* [The exercise]
Could you rewrite the part of the listing that opens with the line containing "salad-bowl-icon: [24, 135, 80, 194]" and closes with the line containing "soda-bottles-icon: [19, 702, 81, 760]", changing "SOFTDRINK" to "SOFT DRINK" and leaving everything else as it is?

* [Recorded information]
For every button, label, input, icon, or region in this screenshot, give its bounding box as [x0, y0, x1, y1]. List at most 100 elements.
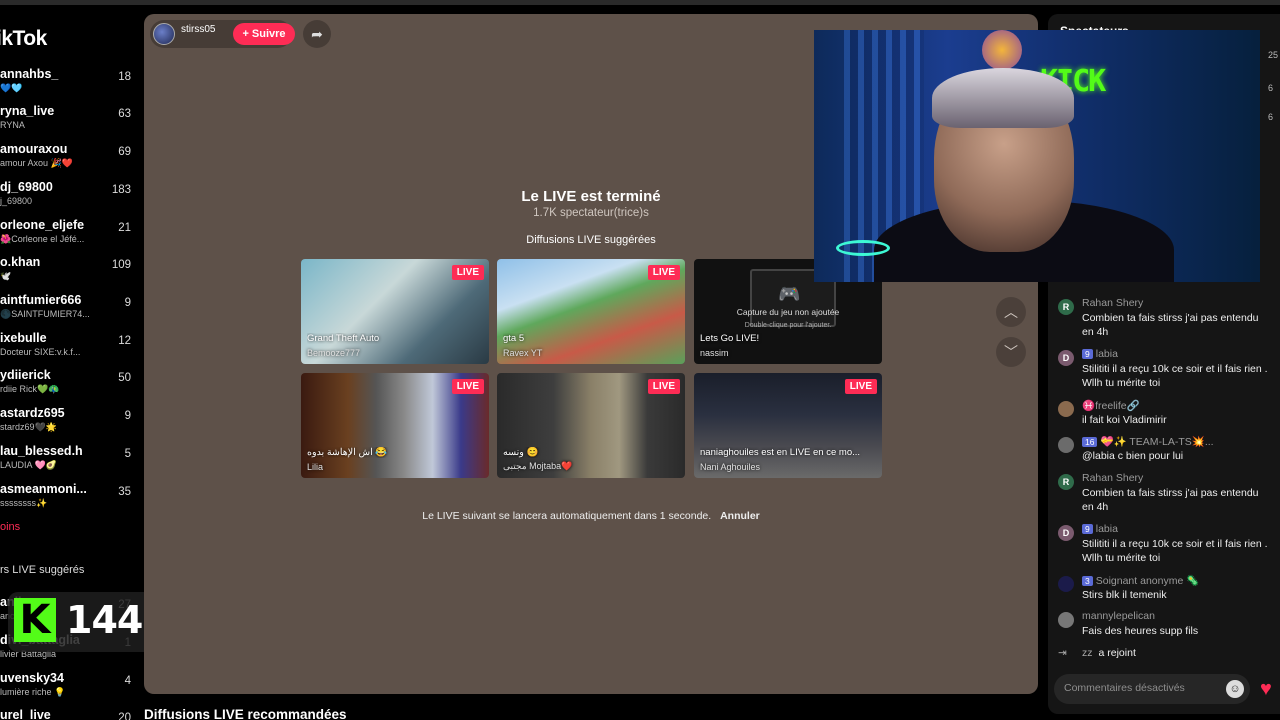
account-subtitle: stardz69🖤🌟 — [0, 422, 57, 432]
suggested-live-card[interactable]: LIVE ونسه 😊 مجتبى Mojtaba❤️ — [497, 373, 685, 478]
sidebar-account[interactable]: o.khan 🕊️ 109 — [0, 255, 142, 293]
chat-message: R Rahan Shery Combien ta fais stirss j'a… — [1058, 472, 1268, 518]
viewer-count: 109 — [111, 259, 131, 271]
account-subtitle: amour Axou 🎉❤️ — [0, 158, 73, 168]
viewer-count: 35 — [118, 486, 131, 498]
user-avatar[interactable] — [1058, 437, 1074, 453]
chat-username[interactable]: mannylepelican — [1082, 610, 1155, 622]
kick-logo-icon: K — [14, 598, 56, 642]
account-name: annahbs_ — [0, 67, 59, 81]
level-badge: 9 — [1082, 349, 1093, 359]
viewer-count: 12 — [118, 335, 131, 347]
user-avatar[interactable]: R — [1058, 299, 1074, 315]
capture-hint-text: Double-clique pour l'ajouter. — [744, 322, 832, 329]
account-subtitle: 🕊️ — [0, 271, 12, 281]
chat-username[interactable]: ♓freelife🔗 — [1082, 399, 1140, 412]
joined-text: a rejoint — [1098, 647, 1136, 659]
account-name: urel_live — [0, 708, 51, 720]
suggested-live-card[interactable]: LIVE gta 5 Ravex YT — [497, 259, 685, 364]
tiktok-logo[interactable]: ikTok — [0, 27, 47, 51]
host-name[interactable]: stirss05 — [181, 24, 215, 35]
suggested-live-card[interactable]: LIVE اش الإهاشة بدوه 😂 Lilia — [301, 373, 489, 478]
chevron-down-icon[interactable]: ﹀ — [996, 337, 1026, 367]
sidebar-account[interactable]: aintfumier666 🌑SAINTFUMIER74... 9 — [0, 293, 142, 331]
chat-text: Combien ta fais stirss j'ai pas entendu … — [1082, 312, 1259, 338]
follow-button[interactable]: + Suivre — [233, 23, 295, 45]
user-avatar[interactable]: R — [1058, 474, 1074, 490]
sidebar-account[interactable]: amouraxou amour Axou 🎉❤️ 69 — [0, 142, 142, 180]
viewer-count: 183 — [111, 184, 131, 196]
live-badge: LIVE — [451, 265, 484, 280]
sidebar-account[interactable]: annahbs_ 💙🩵 18 — [0, 67, 142, 105]
viewer-count: 9 — [124, 297, 131, 309]
ranking-number: 6 — [1268, 83, 1274, 93]
sidebar-account[interactable]: orleone_eljefe 🌺Corleone el Jéfé... 21 — [0, 218, 142, 256]
account-name: orleone_eljefe — [0, 218, 85, 232]
autoplay-text: Le LIVE suivant se lancera automatiqueme… — [422, 510, 712, 522]
card-streamer: Lilia — [307, 462, 324, 472]
comment-input[interactable]: Commentaires désactivés ☺ — [1054, 674, 1250, 704]
chat-text: Fais des heures supp fils — [1082, 625, 1199, 637]
user-avatar[interactable]: D — [1058, 525, 1074, 541]
user-avatar[interactable] — [1058, 401, 1074, 417]
sidebar-account[interactable]: lau_blessed.h LAUDIA 🩷🥑 5 — [0, 444, 142, 482]
sidebar-account[interactable]: asmeanmoni... ssssssss✨ 35 — [0, 482, 142, 520]
suggested-account[interactable]: urel_live 20 — [0, 708, 142, 720]
sidebar-account[interactable]: ixebulle Docteur SIXE:v.k.f... 12 — [0, 331, 142, 369]
account-name: ryna_live — [0, 104, 55, 118]
comment-placeholder: Commentaires désactivés — [1064, 682, 1185, 694]
share-icon[interactable]: ➦ — [303, 20, 331, 48]
account-name: astardz695 — [0, 406, 65, 420]
chat-text: @labia c bien pour lui — [1082, 450, 1184, 462]
account-name: ixebulle — [0, 331, 47, 345]
sidebar-account[interactable]: astardz695 stardz69🖤🌟 9 — [0, 406, 142, 444]
heart-icon[interactable]: ♥ — [1260, 678, 1272, 701]
chat-username[interactable]: 16 💝✨ TEAM-LA-TS💥... — [1082, 435, 1214, 448]
emoji-icon[interactable]: ☺ — [1226, 680, 1244, 698]
sidebar-account[interactable]: dj_69800 j_69800 183 — [0, 180, 142, 218]
chat-message: 16 💝✨ TEAM-LA-TS💥... @labia c bien pour l… — [1058, 435, 1268, 465]
capture-missing-text: Capture du jeu non ajoutée — [736, 307, 840, 317]
level-badge: 16 — [1082, 437, 1098, 447]
viewer-count: 63 — [118, 108, 131, 120]
chat-username[interactable]: Rahan Shery — [1082, 472, 1143, 484]
ranking-number: 6 — [1268, 112, 1274, 122]
viewer-count: 4 — [124, 675, 131, 687]
gamepad-icon: 🎮 — [778, 284, 801, 304]
suggested-live-card[interactable]: LIVE naniaghouiles est en LIVE en ce mo.… — [694, 373, 882, 478]
live-badge: LIVE — [647, 265, 680, 280]
card-streamer: Ravex YT — [503, 348, 543, 358]
chevron-up-icon[interactable]: ︿ — [996, 297, 1026, 327]
host-avatar[interactable] — [153, 23, 175, 45]
autoplay-notice: Le LIVE suivant se lancera automatiqueme… — [144, 510, 1038, 522]
account-subtitle: Docteur SIXE:v.k.f... — [0, 347, 81, 357]
chat-username[interactable]: 3 Soignant anonyme 🦠 — [1082, 574, 1199, 587]
show-less-link[interactable]: oins — [0, 521, 20, 533]
user-avatar[interactable] — [1058, 612, 1074, 628]
joined-username[interactable]: zz — [1082, 647, 1093, 659]
user-avatar[interactable]: D — [1058, 350, 1074, 366]
chat-text: Stilititi il a reçu 10k ce soir et il fa… — [1082, 363, 1268, 389]
chat-username[interactable]: Rahan Shery — [1082, 297, 1143, 309]
account-name: ydiierick — [0, 368, 51, 382]
live-badge: LIVE — [451, 379, 484, 394]
cancel-autoplay-button[interactable]: Annuler — [720, 510, 760, 522]
chat-username[interactable]: 9 labia — [1082, 523, 1118, 535]
sidebar-account[interactable]: ydiierick rdiie Rick💚🦚 50 — [0, 368, 142, 406]
suggested-live-card[interactable]: LIVE Grand Theft Auto Bemooze777 — [301, 259, 489, 364]
chat-username[interactable]: 9 labia — [1082, 348, 1118, 360]
user-avatar[interactable] — [1058, 576, 1074, 592]
chat-text: Stilititi il a reçu 10k ce soir et il fa… — [1082, 538, 1268, 564]
chat-text: Combien ta fais stirss j'ai pas entendu … — [1082, 487, 1259, 513]
suggested-account[interactable]: uvensky34 lumière riche 💡 4 — [0, 671, 142, 709]
sidebar-account[interactable]: ryna_live RYNA 63 — [0, 104, 142, 142]
viewer-count: 9 — [124, 410, 131, 422]
viewer-count: 69 — [118, 146, 131, 158]
suggested-lives-heading: rs LIVE suggérés — [0, 564, 85, 576]
top-bar — [0, 0, 1280, 5]
live-badge: LIVE — [647, 379, 680, 394]
chat-message: R Rahan Shery Combien ta fais stirss j'a… — [1058, 297, 1268, 343]
account-subtitle: LAUDIA 🩷🥑 — [0, 460, 57, 470]
account-name: uvensky34 — [0, 671, 64, 685]
streamer-hair — [932, 68, 1074, 128]
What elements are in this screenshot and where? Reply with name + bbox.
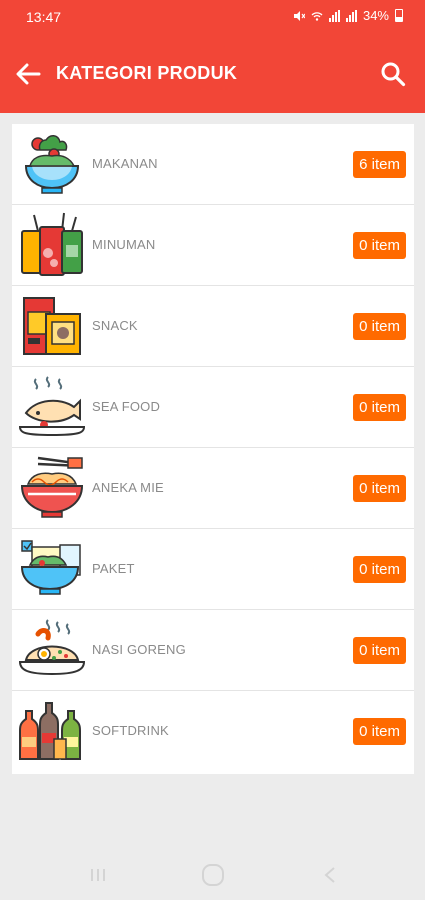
salad-bowl-icon: [24, 135, 80, 194]
category-row-minuman[interactable]: MINUMAN 0 item: [12, 205, 414, 286]
toolbar: KATEGORI PRODUK: [0, 42, 425, 104]
category-label: MINUMAN: [92, 237, 156, 252]
back-button[interactable]: [8, 54, 48, 94]
battery-percent: 34%: [362, 8, 389, 23]
category-label: SOFTDRINK: [92, 723, 169, 738]
wifi-icon: [311, 11, 323, 21]
soda-bottles-icon: [19, 702, 81, 760]
recent-apps-icon[interactable]: [86, 864, 112, 886]
item-count-badge: 0 item: [353, 232, 406, 259]
signal-icon: [328, 9, 340, 22]
category-label: SEA FOOD: [92, 399, 161, 414]
category-row-snack[interactable]: SNACK 0 item: [12, 286, 414, 367]
item-count-badge: 0 item: [353, 313, 406, 340]
item-count-badge: 0 item: [353, 637, 406, 664]
meal-package-icon: [20, 540, 81, 595]
signal-icon-2: [345, 9, 357, 22]
category-label: PAKET: [92, 561, 135, 576]
category-row-makanan[interactable]: MAKANAN 6 item: [12, 124, 414, 205]
category-label: MAKANAN: [92, 156, 158, 171]
category-row-nasi-goreng[interactable]: NASI GORENG 0 item: [12, 610, 414, 691]
status-bar: 13:47 34%: [0, 0, 425, 34]
item-count-badge: 6 item: [353, 151, 406, 178]
item-count-badge: 0 item: [353, 556, 406, 583]
search-icon: [381, 62, 406, 87]
mute-icon: [293, 10, 305, 21]
seafood-plate-icon: [18, 376, 86, 437]
battery-icon: [395, 9, 403, 22]
item-count-badge: 0 item: [353, 394, 406, 421]
category-label: SNACK: [92, 318, 138, 333]
drinks-icon: [21, 212, 83, 276]
fried-rice-plate-icon: [18, 619, 86, 676]
app-bar: 13:47 34% KATEGORI PRODUK: [0, 0, 425, 113]
snack-pack-icon: [23, 297, 81, 355]
system-nav-bar: [0, 850, 425, 900]
search-button[interactable]: [373, 54, 413, 94]
category-row-paket[interactable]: PAKET 0 item: [12, 529, 414, 610]
page-title: KATEGORI PRODUK: [56, 63, 238, 83]
status-time: 13:47: [26, 9, 62, 25]
item-count-badge: 0 item: [353, 718, 406, 745]
category-label: ANEKA MIE: [92, 480, 164, 495]
category-row-softdrink[interactable]: SOFTDRINK 0 item: [12, 691, 414, 772]
category-row-sea-food[interactable]: SEA FOOD 0 item: [12, 367, 414, 448]
home-icon[interactable]: [200, 864, 226, 886]
noodle-bowl-icon: [20, 456, 84, 518]
arrow-left-icon: [16, 63, 41, 85]
category-list: MAKANAN 6 item MINUMAN 0 item SNACK 0 it…: [12, 124, 414, 774]
back-nav-icon[interactable]: [318, 864, 344, 886]
category-label: NASI GORENG: [92, 642, 186, 657]
item-count-badge: 0 item: [353, 475, 406, 502]
status-icons: 34%: [293, 8, 403, 23]
category-row-aneka-mie[interactable]: ANEKA MIE 0 item: [12, 448, 414, 529]
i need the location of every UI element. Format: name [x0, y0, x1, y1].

* [Solution to this problem]
salad-bowl-icon: [24, 135, 80, 194]
category-row-minuman[interactable]: MINUMAN 0 item: [12, 205, 414, 286]
toolbar: KATEGORI PRODUK: [0, 42, 425, 104]
category-label: MINUMAN: [92, 237, 156, 252]
back-button[interactable]: [8, 54, 48, 94]
battery-percent: 34%: [362, 8, 389, 23]
category-label: SOFT DRINK: [92, 723, 169, 738]
wifi-icon: [311, 11, 323, 21]
soda-bottles-icon: [19, 702, 81, 760]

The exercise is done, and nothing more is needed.